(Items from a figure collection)
==*==
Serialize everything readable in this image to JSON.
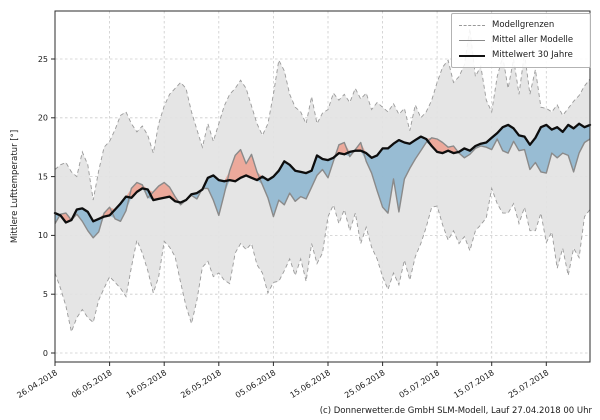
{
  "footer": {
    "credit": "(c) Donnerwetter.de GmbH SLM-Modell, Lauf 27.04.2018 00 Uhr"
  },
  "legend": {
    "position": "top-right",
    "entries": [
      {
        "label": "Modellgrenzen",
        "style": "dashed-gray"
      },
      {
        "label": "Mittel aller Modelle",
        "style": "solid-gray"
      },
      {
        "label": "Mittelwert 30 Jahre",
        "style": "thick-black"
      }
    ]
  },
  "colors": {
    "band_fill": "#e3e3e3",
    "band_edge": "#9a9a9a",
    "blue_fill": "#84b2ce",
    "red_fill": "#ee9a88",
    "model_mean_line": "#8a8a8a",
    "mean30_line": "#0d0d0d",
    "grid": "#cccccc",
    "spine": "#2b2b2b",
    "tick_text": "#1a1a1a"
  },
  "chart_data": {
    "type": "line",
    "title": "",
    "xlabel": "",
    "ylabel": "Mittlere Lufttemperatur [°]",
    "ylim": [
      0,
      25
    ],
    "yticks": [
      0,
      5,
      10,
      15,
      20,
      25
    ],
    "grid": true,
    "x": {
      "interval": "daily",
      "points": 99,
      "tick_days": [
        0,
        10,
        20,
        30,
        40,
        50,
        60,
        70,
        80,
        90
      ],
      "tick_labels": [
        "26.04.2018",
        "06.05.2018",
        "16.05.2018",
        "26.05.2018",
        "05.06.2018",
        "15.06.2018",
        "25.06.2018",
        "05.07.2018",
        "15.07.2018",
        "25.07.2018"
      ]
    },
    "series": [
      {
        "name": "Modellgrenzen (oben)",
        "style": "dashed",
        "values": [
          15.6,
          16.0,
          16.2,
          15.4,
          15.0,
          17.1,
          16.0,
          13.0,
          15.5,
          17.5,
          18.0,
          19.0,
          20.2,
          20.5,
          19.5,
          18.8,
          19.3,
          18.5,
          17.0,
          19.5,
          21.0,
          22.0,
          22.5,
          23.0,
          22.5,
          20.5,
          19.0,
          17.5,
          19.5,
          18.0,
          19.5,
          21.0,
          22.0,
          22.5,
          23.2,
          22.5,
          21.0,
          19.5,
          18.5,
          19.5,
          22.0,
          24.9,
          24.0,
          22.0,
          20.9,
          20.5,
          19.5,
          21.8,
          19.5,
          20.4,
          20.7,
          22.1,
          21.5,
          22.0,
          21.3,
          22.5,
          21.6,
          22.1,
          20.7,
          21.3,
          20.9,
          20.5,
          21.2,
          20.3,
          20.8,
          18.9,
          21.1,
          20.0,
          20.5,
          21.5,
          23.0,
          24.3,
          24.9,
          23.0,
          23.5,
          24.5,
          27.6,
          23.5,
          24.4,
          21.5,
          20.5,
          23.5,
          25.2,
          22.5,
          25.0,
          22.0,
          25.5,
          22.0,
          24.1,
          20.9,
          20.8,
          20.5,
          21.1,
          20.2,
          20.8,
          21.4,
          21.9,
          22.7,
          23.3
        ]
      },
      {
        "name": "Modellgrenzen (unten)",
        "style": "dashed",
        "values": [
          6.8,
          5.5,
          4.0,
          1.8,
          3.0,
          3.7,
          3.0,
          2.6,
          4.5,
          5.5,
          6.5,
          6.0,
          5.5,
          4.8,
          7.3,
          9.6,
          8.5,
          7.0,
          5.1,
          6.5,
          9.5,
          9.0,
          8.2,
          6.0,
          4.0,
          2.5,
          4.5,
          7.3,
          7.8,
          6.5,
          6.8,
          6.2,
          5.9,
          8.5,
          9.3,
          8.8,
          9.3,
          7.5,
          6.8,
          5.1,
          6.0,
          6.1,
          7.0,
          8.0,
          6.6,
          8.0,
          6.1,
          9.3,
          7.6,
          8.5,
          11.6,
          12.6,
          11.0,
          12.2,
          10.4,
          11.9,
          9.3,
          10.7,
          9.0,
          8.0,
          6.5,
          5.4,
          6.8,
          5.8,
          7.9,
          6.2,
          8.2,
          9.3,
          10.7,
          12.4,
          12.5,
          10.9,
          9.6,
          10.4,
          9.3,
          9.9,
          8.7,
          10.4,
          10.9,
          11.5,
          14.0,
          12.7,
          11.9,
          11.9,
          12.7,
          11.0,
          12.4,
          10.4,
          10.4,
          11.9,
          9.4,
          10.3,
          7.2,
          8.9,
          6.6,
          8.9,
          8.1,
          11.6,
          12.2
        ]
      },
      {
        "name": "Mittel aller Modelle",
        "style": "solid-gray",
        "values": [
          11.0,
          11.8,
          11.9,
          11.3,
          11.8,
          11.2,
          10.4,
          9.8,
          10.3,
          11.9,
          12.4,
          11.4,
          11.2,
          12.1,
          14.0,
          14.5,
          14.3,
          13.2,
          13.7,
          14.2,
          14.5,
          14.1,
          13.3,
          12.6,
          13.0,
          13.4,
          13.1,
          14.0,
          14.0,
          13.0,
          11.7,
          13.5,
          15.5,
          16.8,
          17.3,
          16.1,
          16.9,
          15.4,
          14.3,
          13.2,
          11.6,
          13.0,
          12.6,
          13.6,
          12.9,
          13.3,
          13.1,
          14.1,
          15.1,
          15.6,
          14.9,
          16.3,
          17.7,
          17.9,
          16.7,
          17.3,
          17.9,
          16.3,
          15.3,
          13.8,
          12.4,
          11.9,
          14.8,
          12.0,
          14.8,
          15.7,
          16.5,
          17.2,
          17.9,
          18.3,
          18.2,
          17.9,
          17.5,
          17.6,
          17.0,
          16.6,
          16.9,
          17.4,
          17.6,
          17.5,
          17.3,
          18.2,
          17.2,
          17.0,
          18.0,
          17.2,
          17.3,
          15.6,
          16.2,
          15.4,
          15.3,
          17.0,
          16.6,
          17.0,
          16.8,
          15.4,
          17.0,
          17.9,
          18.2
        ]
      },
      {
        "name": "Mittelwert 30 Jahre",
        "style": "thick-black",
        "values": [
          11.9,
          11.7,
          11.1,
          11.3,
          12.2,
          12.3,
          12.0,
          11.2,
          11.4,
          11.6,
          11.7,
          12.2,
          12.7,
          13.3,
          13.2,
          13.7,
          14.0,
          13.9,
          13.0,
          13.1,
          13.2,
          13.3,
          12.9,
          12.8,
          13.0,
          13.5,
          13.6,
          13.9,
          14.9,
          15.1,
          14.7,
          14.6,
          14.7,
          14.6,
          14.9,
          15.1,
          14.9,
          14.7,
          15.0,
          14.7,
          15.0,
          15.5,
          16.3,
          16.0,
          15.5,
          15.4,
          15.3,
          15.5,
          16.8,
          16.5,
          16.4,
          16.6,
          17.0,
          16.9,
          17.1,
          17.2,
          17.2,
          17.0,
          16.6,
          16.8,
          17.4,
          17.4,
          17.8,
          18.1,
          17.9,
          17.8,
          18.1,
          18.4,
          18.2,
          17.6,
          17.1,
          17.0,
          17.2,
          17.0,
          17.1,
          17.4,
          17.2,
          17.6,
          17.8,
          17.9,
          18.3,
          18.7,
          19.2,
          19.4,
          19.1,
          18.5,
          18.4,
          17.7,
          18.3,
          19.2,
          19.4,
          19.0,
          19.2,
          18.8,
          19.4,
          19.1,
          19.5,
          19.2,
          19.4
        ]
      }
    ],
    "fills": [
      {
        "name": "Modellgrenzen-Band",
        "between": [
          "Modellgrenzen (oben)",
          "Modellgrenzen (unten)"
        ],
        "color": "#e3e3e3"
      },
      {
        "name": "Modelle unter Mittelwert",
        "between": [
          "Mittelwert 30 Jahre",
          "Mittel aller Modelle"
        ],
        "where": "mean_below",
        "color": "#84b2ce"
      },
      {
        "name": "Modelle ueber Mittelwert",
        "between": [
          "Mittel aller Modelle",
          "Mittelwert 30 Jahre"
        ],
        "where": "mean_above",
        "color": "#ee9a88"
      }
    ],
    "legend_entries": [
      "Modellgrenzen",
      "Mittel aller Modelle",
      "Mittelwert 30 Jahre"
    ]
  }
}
==*==
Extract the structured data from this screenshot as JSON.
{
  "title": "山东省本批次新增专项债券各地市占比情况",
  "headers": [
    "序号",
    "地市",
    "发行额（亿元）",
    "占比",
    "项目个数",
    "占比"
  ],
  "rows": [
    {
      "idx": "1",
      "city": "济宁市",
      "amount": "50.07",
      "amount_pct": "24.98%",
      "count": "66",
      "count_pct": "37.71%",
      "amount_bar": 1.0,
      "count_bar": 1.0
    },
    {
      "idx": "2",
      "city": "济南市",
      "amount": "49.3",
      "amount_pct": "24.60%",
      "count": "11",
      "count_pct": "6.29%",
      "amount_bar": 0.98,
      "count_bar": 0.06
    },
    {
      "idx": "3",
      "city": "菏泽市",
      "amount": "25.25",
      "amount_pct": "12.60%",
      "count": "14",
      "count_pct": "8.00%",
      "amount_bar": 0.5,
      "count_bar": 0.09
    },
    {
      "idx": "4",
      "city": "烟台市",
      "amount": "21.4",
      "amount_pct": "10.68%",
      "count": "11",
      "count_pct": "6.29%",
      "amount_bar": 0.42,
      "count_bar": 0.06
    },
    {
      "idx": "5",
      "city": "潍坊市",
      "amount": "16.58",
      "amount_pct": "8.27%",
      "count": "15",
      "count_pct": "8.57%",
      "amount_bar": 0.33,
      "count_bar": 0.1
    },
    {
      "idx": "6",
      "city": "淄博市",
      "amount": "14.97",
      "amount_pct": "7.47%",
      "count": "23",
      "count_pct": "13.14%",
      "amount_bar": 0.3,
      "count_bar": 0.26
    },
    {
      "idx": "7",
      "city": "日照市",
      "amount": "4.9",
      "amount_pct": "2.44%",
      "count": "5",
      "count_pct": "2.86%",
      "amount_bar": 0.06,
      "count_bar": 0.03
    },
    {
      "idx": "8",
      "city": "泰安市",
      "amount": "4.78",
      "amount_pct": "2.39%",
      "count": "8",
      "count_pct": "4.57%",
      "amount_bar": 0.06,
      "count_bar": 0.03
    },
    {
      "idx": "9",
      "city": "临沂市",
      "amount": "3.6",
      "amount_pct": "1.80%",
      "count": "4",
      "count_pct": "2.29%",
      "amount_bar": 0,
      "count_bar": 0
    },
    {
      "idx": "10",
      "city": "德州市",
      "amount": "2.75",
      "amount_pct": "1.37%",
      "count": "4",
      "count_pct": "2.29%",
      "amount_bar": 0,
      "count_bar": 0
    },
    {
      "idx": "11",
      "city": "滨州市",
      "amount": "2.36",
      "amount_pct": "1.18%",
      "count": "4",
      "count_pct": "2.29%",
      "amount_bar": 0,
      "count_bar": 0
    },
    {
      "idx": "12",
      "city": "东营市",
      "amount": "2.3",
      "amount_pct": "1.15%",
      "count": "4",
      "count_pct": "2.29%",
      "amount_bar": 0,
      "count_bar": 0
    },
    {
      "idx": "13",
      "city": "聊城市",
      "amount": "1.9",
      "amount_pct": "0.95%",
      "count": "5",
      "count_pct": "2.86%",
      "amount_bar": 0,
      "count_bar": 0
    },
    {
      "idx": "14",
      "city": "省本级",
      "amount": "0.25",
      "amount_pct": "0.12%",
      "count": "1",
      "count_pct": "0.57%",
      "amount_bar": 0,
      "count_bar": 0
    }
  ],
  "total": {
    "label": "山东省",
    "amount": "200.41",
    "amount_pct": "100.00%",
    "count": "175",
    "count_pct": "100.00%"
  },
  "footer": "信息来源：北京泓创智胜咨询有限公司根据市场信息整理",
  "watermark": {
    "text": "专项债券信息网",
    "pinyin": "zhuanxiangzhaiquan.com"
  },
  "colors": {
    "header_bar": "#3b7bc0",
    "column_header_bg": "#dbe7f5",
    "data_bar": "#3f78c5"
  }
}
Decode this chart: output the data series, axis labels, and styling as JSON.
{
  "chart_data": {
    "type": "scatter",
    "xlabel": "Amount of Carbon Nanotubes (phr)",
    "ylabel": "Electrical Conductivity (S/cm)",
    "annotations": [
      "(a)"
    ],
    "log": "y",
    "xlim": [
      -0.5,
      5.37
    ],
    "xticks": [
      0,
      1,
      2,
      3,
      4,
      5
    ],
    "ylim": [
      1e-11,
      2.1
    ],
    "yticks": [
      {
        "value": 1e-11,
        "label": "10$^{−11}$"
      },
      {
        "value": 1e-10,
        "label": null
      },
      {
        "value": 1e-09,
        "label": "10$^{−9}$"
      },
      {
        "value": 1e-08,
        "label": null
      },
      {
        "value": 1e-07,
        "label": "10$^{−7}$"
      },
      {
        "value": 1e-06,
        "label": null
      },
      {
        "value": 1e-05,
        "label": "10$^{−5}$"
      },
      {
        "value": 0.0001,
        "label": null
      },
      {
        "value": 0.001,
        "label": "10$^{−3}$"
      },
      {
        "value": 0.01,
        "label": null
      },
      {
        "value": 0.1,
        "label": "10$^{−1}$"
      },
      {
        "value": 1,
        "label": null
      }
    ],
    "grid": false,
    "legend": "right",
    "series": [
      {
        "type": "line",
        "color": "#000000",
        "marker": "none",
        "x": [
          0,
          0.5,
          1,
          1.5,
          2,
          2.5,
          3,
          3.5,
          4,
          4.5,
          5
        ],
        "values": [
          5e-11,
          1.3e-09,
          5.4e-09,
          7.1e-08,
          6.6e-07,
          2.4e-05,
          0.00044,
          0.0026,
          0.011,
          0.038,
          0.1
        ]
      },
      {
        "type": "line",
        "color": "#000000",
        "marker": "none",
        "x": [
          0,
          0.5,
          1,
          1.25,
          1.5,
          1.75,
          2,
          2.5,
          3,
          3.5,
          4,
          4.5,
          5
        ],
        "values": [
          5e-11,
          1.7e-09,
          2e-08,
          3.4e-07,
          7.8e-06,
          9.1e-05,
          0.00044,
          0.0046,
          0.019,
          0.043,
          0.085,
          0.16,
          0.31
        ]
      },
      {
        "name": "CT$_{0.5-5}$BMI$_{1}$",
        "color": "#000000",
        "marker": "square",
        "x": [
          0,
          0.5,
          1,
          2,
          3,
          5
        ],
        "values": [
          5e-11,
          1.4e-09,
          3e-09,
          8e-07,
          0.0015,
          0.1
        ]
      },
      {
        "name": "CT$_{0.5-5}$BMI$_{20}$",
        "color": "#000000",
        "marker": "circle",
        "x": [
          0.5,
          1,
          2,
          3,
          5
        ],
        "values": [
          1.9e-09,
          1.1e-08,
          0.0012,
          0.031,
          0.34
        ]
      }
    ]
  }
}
==*==
**Written exercise**
From the entries above, copy every line that holds the word "Modelle".

**Output**
        "label": "Mittel aller Modelle",
        "name": "Mittel aller Modelle",
        "name": "Modelle unter Mittelwert",
          "Mittel aller Modelle"
        "name": "Modelle ueber Mittelwert",
          "Mittel aller Modelle",
      "Mittel aller Modelle",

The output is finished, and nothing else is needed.